§ Directions
Note how many lines hold the string "value" and give that number without any other words.

§ Task material

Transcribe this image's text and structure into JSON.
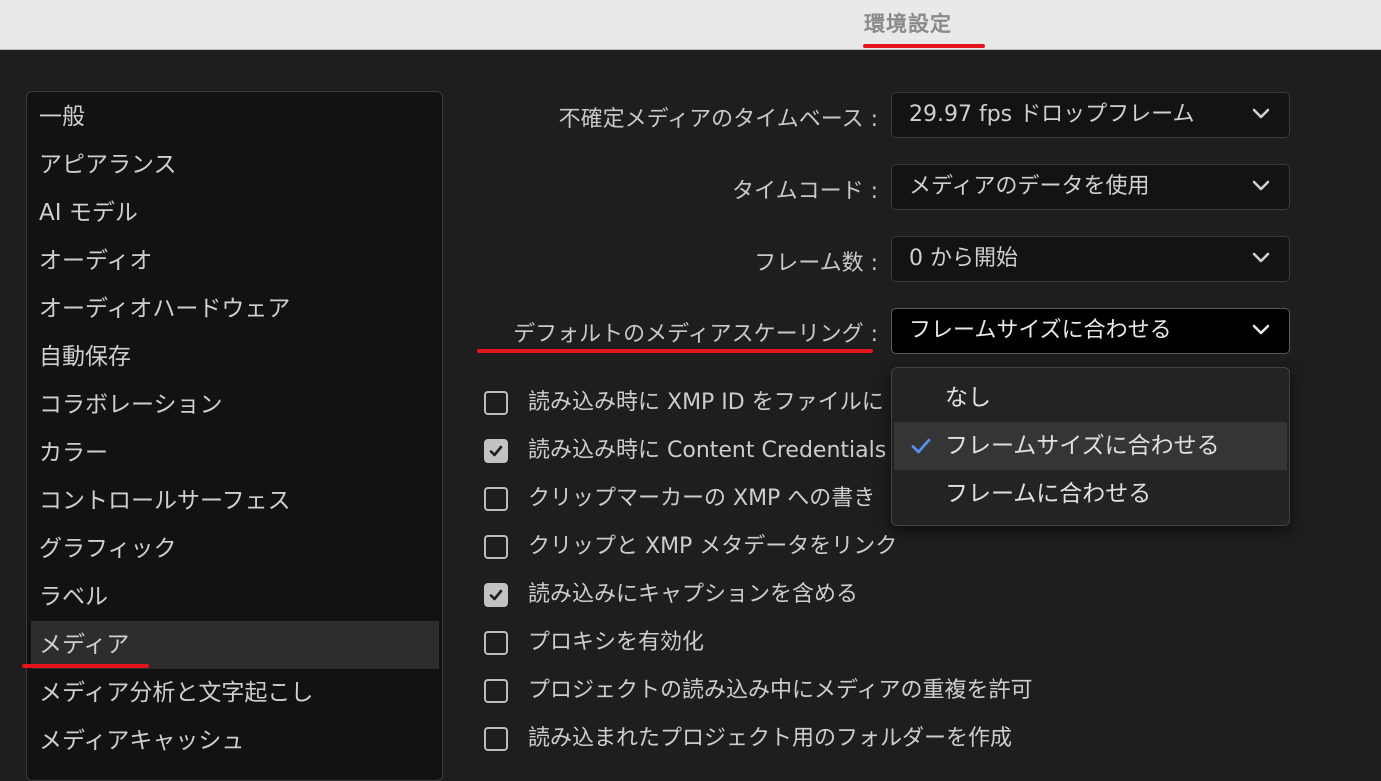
{
  "window": {
    "title": "環境設定"
  },
  "sidebar": {
    "items": [
      {
        "label": "一般"
      },
      {
        "label": "アピアランス"
      },
      {
        "label": "AI モデル"
      },
      {
        "label": "オーディオ"
      },
      {
        "label": "オーディオハードウェア"
      },
      {
        "label": "自動保存"
      },
      {
        "label": "コラボレーション"
      },
      {
        "label": "カラー"
      },
      {
        "label": "コントロールサーフェス"
      },
      {
        "label": "グラフィック"
      },
      {
        "label": "ラベル"
      },
      {
        "label": "メディア"
      },
      {
        "label": "メディア分析と文字起こし"
      },
      {
        "label": "メディアキャッシュ"
      }
    ],
    "selected": "メディア"
  },
  "settings": {
    "timebase": {
      "label": "不確定メディアのタイムベース :",
      "value": "29.97 fps ドロップフレーム"
    },
    "timecode": {
      "label": "タイムコード :",
      "value": "メディアのデータを使用"
    },
    "frame_count": {
      "label": "フレーム数 :",
      "value": "0 から開始"
    },
    "scaling": {
      "label": "デフォルトのメディアスケーリング :",
      "value": "フレームサイズに合わせる"
    }
  },
  "checkboxes": [
    {
      "label": "読み込み時に XMP ID をファイルに",
      "checked": false
    },
    {
      "label": "読み込み時に Content Credentials の",
      "checked": true
    },
    {
      "label": "クリップマーカーの XMP への書き",
      "checked": false
    },
    {
      "label": "クリップと XMP メタデータをリンク",
      "checked": false
    },
    {
      "label": "読み込みにキャプションを含める",
      "checked": true
    },
    {
      "label": "プロキシを有効化",
      "checked": false
    },
    {
      "label": "プロジェクトの読み込み中にメディアの重複を許可",
      "checked": false
    },
    {
      "label": "読み込まれたプロジェクト用のフォルダーを作成",
      "checked": false
    }
  ],
  "scaling_menu": {
    "options": [
      {
        "label": "なし",
        "selected": false
      },
      {
        "label": "フレームサイズに合わせる",
        "selected": true
      },
      {
        "label": "フレームに合わせる",
        "selected": false
      }
    ]
  },
  "colors": {
    "highlight_red": "#e5141b",
    "check_blue": "#5b8ff0",
    "background": "#1e1e1e"
  }
}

§ In response
4